-- SOURCE RECORDS start --

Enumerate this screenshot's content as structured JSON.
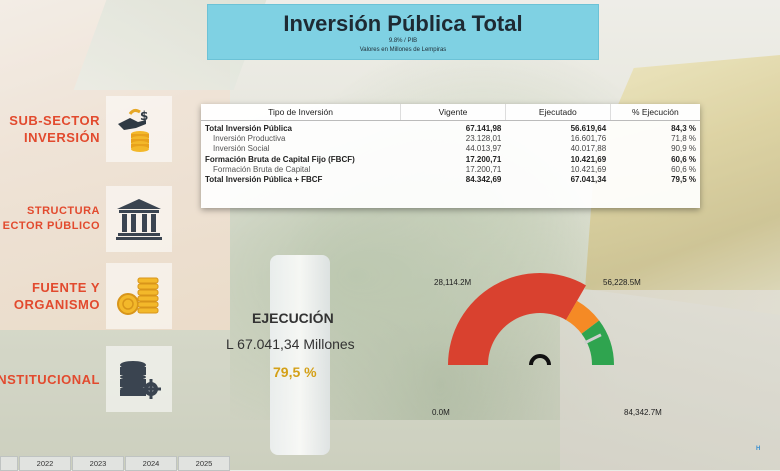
{
  "header": {
    "title": "Inversión Pública Total",
    "subtitle1": "9.8% / PIB",
    "subtitle2": "Valores en Millones de Lempiras"
  },
  "nav": [
    {
      "line1": "SUB-SECTOR",
      "line2": "INVERSIÓN",
      "icon": "hand-coins-icon"
    },
    {
      "line1": "STRUCTURA",
      "line2": "ECTOR PÚBLICO",
      "icon": "bank-building-icon"
    },
    {
      "line1": "FUENTE Y",
      "line2": "ORGANISMO",
      "icon": "coins-stack-icon"
    },
    {
      "line1": "INSTITUCIONAL",
      "line2": "",
      "icon": "database-gear-icon"
    }
  ],
  "table": {
    "headers": [
      "Tipo de Inversión",
      "Vigente",
      "Ejecutado",
      "% Ejecución"
    ],
    "rows": [
      {
        "name": "Total Inversión Pública",
        "vigente": "67.141,98",
        "ejecutado": "56.619,64",
        "pct": "84,3 %",
        "style": "bold"
      },
      {
        "name": "Inversión Productiva",
        "vigente": "23.128,01",
        "ejecutado": "16.601,76",
        "pct": "71,8 %",
        "style": "sub"
      },
      {
        "name": "Inversión Social",
        "vigente": "44.013,97",
        "ejecutado": "40.017,88",
        "pct": "90,9 %",
        "style": "sub"
      },
      {
        "name": "Formación Bruta de Capital Fijo (FBCF)",
        "vigente": "17.200,71",
        "ejecutado": "10.421,69",
        "pct": "60,6 %",
        "style": "bold"
      },
      {
        "name": "Formación Bruta de Capital",
        "vigente": "17.200,71",
        "ejecutado": "10.421,69",
        "pct": "60,6 %",
        "style": "sub"
      },
      {
        "name": "Total Inversión Pública + FBCF",
        "vigente": "84.342,69",
        "ejecutado": "67.041,34",
        "pct": "79,5 %",
        "style": "bold"
      }
    ]
  },
  "ejecucion": {
    "title": "EJECUCIÓN",
    "amount": "L 67.041,34  Millones",
    "percent": "79,5 %"
  },
  "gauge": {
    "min_label": "0.0M",
    "max_label": "84,342.7M",
    "t1_label": "28,114.2M",
    "t2_label": "56,228.5M",
    "min": 0,
    "max": 84342.7,
    "t1": 28114.2,
    "t2": 56228.5,
    "value": 67041.34,
    "target": 72000,
    "colors": {
      "red": "#d9412f",
      "orange": "#f58a25",
      "green": "#2fa44f"
    }
  },
  "years": [
    "",
    "2022",
    "2023",
    "2024",
    "2025"
  ],
  "logo_text": "H"
}
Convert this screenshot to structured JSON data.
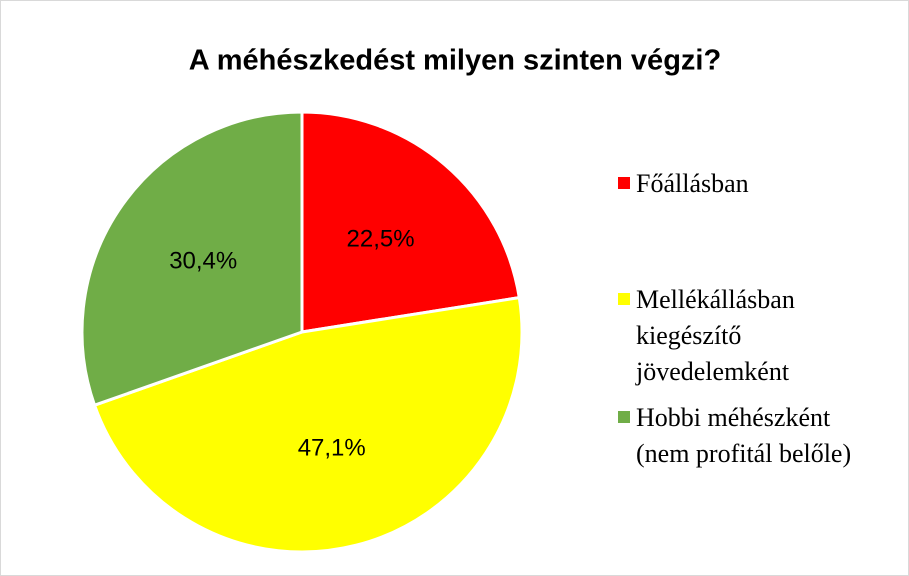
{
  "chart_data": {
    "type": "pie",
    "title": "A méhészkedést milyen szinten végzi?",
    "categories": [
      "Főállásban",
      "Mellékállásban kiegészítő jövedelemként",
      "Hobbi méhészként (nem profitál belőle)"
    ],
    "values": [
      22.5,
      47.1,
      30.4
    ],
    "value_labels": [
      "22,5%",
      "47,1%",
      "30,4%"
    ],
    "colors": [
      "#ff0000",
      "#ffff00",
      "#70ad47"
    ],
    "legend": "right"
  }
}
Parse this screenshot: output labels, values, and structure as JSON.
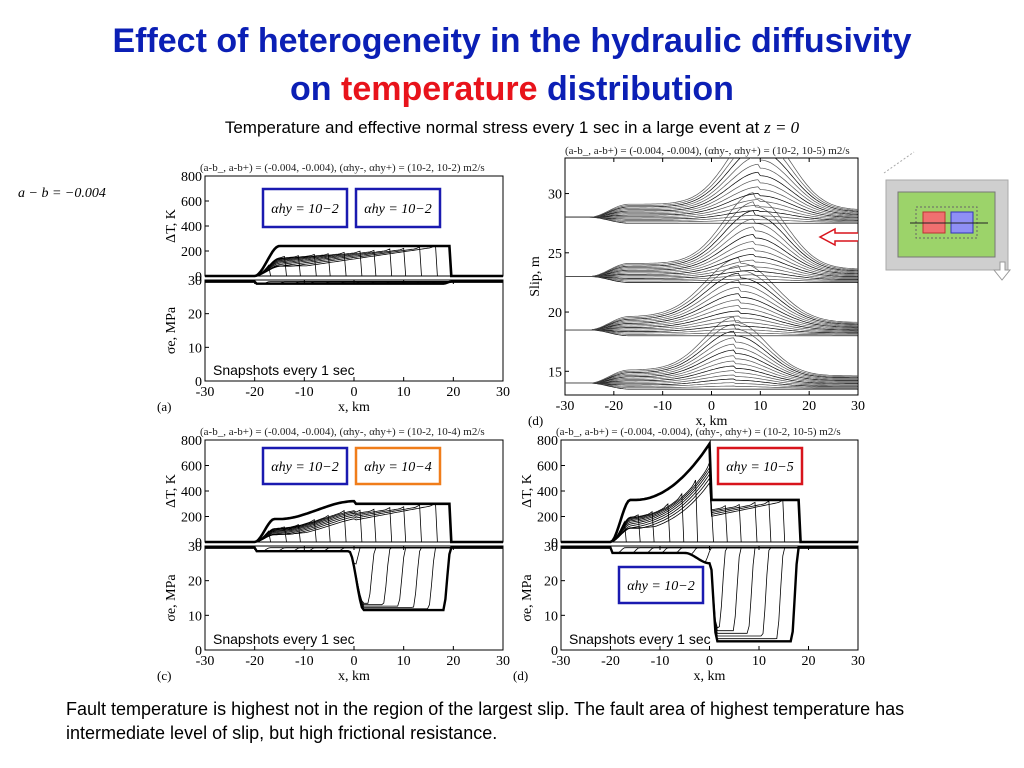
{
  "slide": {
    "title_line1": "Effect of heterogeneity in the hydraulic diffusivity",
    "title_line2_part1": "on ",
    "title_line2_red": "temperature",
    "title_line2_part2": " distribution",
    "subtitle": "Temperature and effective normal stress every 1 sec in a large event at ",
    "subtitle_var": "z = 0",
    "left_label": "a − b = −0.004",
    "footer": "Fault temperature is highest not in the region of the largest slip. The fault area of highest temperature has intermediate level of slip, but high frictional resistance.",
    "colors": {
      "title": "#0b1fb5",
      "highlight": "#e8131b",
      "box_blue": "#1a1ab0",
      "box_orange": "#f07d1a",
      "box_red": "#d8141c",
      "inset_bg": "#9cd36a"
    }
  },
  "chart_data": [
    {
      "panel": "(a)",
      "type": "line",
      "header": "(a-b_, a-b+) = (-0.004, -0.004), (αhy-, αhy+) = (10-2, 10-2) m2/s",
      "xlabel": "x, km",
      "ylabel_top": "ΔT, K",
      "ylabel_bottom": "σe, MPa",
      "xlim": [
        -30,
        30
      ],
      "ylim_top": [
        0,
        800
      ],
      "ylim_bottom": [
        0,
        30
      ],
      "xticks": [
        "-30",
        "-20",
        "-10",
        "0",
        "10",
        "20",
        "30"
      ],
      "yticks_top": [
        "0",
        "200",
        "400",
        "600",
        "800"
      ],
      "yticks_bottom": [
        "0",
        "10",
        "20",
        "30"
      ],
      "annotation": "Snapshots every 1 sec",
      "boxes": [
        {
          "label": "αhy = 10−2",
          "color": "blue"
        },
        {
          "label": "αhy = 10−2",
          "color": "blue"
        }
      ],
      "envelope_top": {
        "x": [
          -20,
          -19,
          -15,
          0,
          10,
          19,
          19.5
        ],
        "y": [
          0,
          100,
          240,
          240,
          240,
          240,
          0
        ]
      },
      "envelope_bottom": {
        "x": [
          -20,
          -15,
          19
        ],
        "y": [
          30,
          29,
          29
        ]
      }
    },
    {
      "panel": "(d)",
      "type": "line",
      "header": "(a-b_, a-b+) = (-0.004, -0.004), (αhy-, αhy+) = (10-2, 10-5) m2/s",
      "xlabel": "x, km",
      "ylabel": "Slip, m",
      "xlim": [
        -30,
        30
      ],
      "ylim": [
        13,
        33
      ],
      "xticks": [
        "-30",
        "-20",
        "-10",
        "0",
        "10",
        "20",
        "30"
      ],
      "yticks": [
        "15",
        "20",
        "25",
        "30"
      ]
    },
    {
      "panel": "(c)",
      "type": "line",
      "header": "(a-b_, a-b+) = (-0.004, -0.004), (αhy-, αhy+) = (10-2, 10-4) m2/s",
      "xlabel": "x, km",
      "ylabel_top": "ΔT, K",
      "ylabel_bottom": "σe, MPa",
      "xlim": [
        -30,
        30
      ],
      "ylim_top": [
        0,
        800
      ],
      "ylim_bottom": [
        0,
        30
      ],
      "xticks": [
        "-30",
        "-20",
        "-10",
        "0",
        "10",
        "20",
        "30"
      ],
      "yticks_top": [
        "0",
        "200",
        "400",
        "600",
        "800"
      ],
      "yticks_bottom": [
        "0",
        "10",
        "20",
        "30"
      ],
      "annotation": "Snapshots every 1 sec",
      "boxes": [
        {
          "label": "αhy = 10−2",
          "color": "blue"
        },
        {
          "label": "αhy = 10−4",
          "color": "orange"
        }
      ],
      "envelope_top": {
        "x": [
          -20,
          -15,
          -5,
          -2,
          0,
          2,
          10,
          19,
          19.5
        ],
        "y": [
          0,
          180,
          300,
          350,
          320,
          300,
          300,
          300,
          0
        ]
      },
      "envelope_bottom": {
        "x": [
          -20,
          -2,
          0,
          2,
          19
        ],
        "y": [
          30,
          29,
          22,
          12,
          10
        ]
      }
    },
    {
      "panel": "(d)",
      "type": "line",
      "header": "(a-b_, a-b+) = (-0.004, -0.004), (αhy-, αhy+) = (10-2, 10-5) m2/s",
      "xlabel": "x, km",
      "ylabel_top": "ΔT, K",
      "ylabel_bottom": "σe, MPa",
      "xlim": [
        -30,
        30
      ],
      "ylim_top": [
        0,
        800
      ],
      "ylim_bottom": [
        0,
        30
      ],
      "xticks": [
        "-30",
        "-20",
        "-10",
        "0",
        "10",
        "20",
        "30"
      ],
      "yticks_top": [
        "0",
        "200",
        "400",
        "600",
        "800"
      ],
      "yticks_bottom": [
        "0",
        "10",
        "20",
        "30"
      ],
      "annotation": "Snapshots every 1 sec",
      "boxes": [
        {
          "label": "αhy = 10−5",
          "color": "red"
        },
        {
          "label": "αhy = 10−2",
          "color": "blue"
        }
      ],
      "envelope_top": {
        "x": [
          -20,
          -15,
          -5,
          -1,
          0,
          1,
          10,
          18,
          18.5
        ],
        "y": [
          0,
          330,
          560,
          780,
          700,
          330,
          330,
          300,
          0
        ]
      },
      "envelope_bottom": {
        "x": [
          -20,
          -5,
          0,
          1,
          18
        ],
        "y": [
          30,
          28,
          24,
          3,
          1
        ]
      }
    }
  ]
}
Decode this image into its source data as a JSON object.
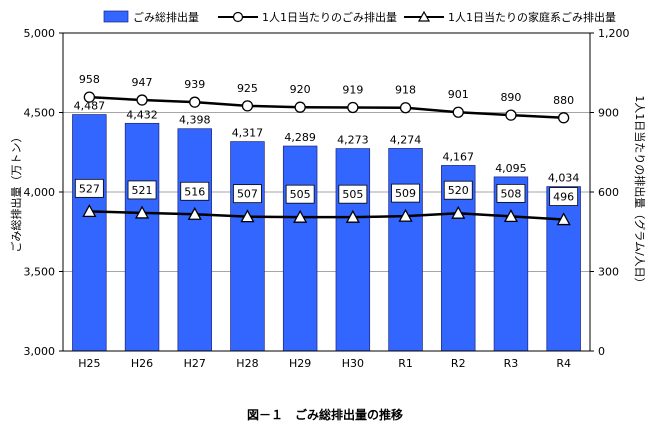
{
  "caption": "図－１　ごみ総排出量の推移",
  "chart_data": {
    "type": "bar",
    "categories": [
      "H25",
      "H26",
      "H27",
      "H28",
      "H29",
      "H30",
      "R1",
      "R2",
      "R3",
      "R4"
    ],
    "series": [
      {
        "name": "ごみ総排出量",
        "kind": "bar",
        "axis": "left",
        "color": "#3366ff",
        "values": [
          4487,
          4432,
          4398,
          4317,
          4289,
          4273,
          4274,
          4167,
          4095,
          4034
        ]
      },
      {
        "name": "1人1日当たりのごみ排出量",
        "kind": "line",
        "axis": "right",
        "marker": "circle",
        "color": "#000000",
        "values": [
          958,
          947,
          939,
          925,
          920,
          919,
          918,
          901,
          890,
          880
        ]
      },
      {
        "name": "1人1日当たりの家庭系ごみ排出量",
        "kind": "line",
        "axis": "right",
        "marker": "triangle",
        "color": "#000000",
        "values": [
          527,
          521,
          516,
          507,
          505,
          505,
          509,
          520,
          508,
          496
        ]
      }
    ],
    "ylabel": "ごみ総排出量（万トン）",
    "y2label": "1人1日当たりの排出量（グラム/人日）",
    "ylim": [
      3000,
      5000
    ],
    "y2lim": [
      0,
      1200
    ],
    "yticks": [
      "3,000",
      "3,500",
      "4,000",
      "4,500",
      "5,000"
    ],
    "y2ticks": [
      "0",
      "300",
      "600",
      "900",
      "1,200"
    ],
    "grid": true,
    "legend": "top"
  }
}
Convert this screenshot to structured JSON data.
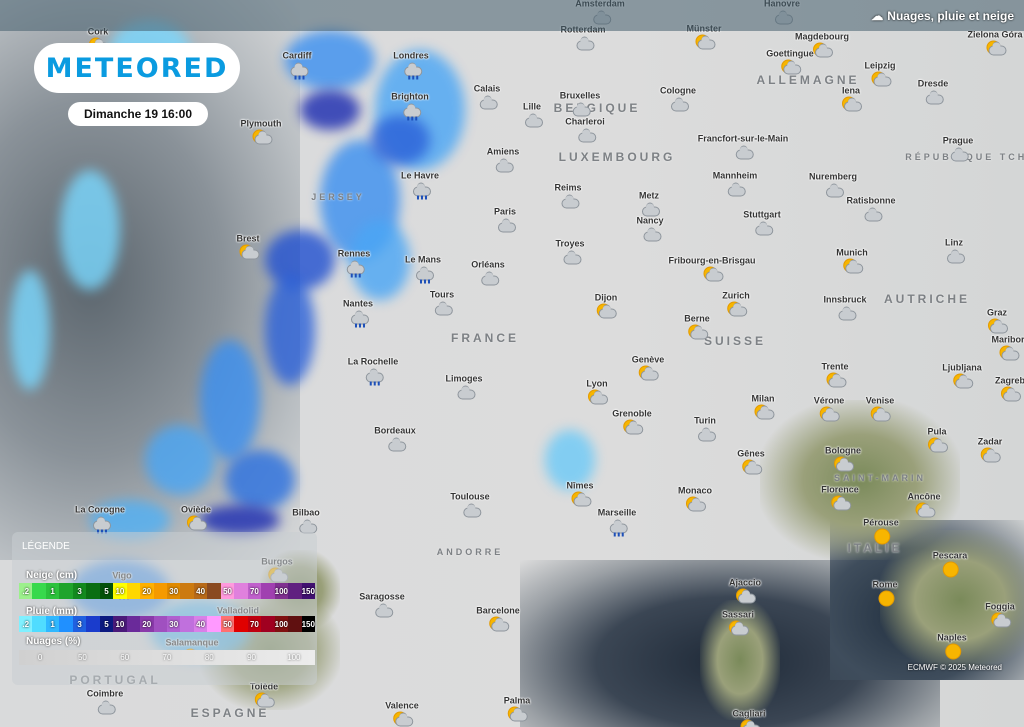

-- SOURCE RECORDS end --

## WHAT YOU HAVE TO DO
Every line from the one with "Decode this image" through the last line of the material gets printed exactly, and nothing more. Omit the pictures.

## RIGHT ANSWER
Decode this image into its source data as a JSON object.
{
  "caption": "図－１　ごみ総排出量の推移",
  "chart_data": {
    "type": "bar",
    "categories": [
      "H25",
      "H26",
      "H27",
      "H28",
      "H29",
      "H30",
      "R1",
      "R2",
      "R3",
      "R4"
    ],
    "series": [
      {
        "name": "ごみ総排出量",
        "kind": "bar",
        "axis": "left",
        "color": "#3366ff",
        "values": [
          4487,
          4432,
          4398,
          4317,
          4289,
          4273,
          4274,
          4167,
          4095,
          4034
        ]
      },
      {
        "name": "1人1日当たりのごみ排出量",
        "kind": "line",
        "axis": "right",
        "marker": "circle",
        "color": "#000000",
        "values": [
          958,
          947,
          939,
          925,
          920,
          919,
          918,
          901,
          890,
          880
        ]
      },
      {
        "name": "1人1日当たりの家庭系ごみ排出量",
        "kind": "line",
        "axis": "right",
        "marker": "triangle",
        "color": "#000000",
        "values": [
          527,
          521,
          516,
          507,
          505,
          505,
          509,
          520,
          508,
          496
        ]
      }
    ],
    "ylabel": "ごみ総排出量（万トン）",
    "y2label": "1人1日当たりの排出量（グラム/人日）",
    "ylim": [
      3000,
      5000
    ],
    "y2lim": [
      0,
      1200
    ],
    "yticks": [
      "3,000",
      "3,500",
      "4,000",
      "4,500",
      "5,000"
    ],
    "y2ticks": [
      "0",
      "300",
      "600",
      "900",
      "1,200"
    ],
    "grid": true,
    "legend": "top"
  }
}
Convert this screenshot to structured JSON data.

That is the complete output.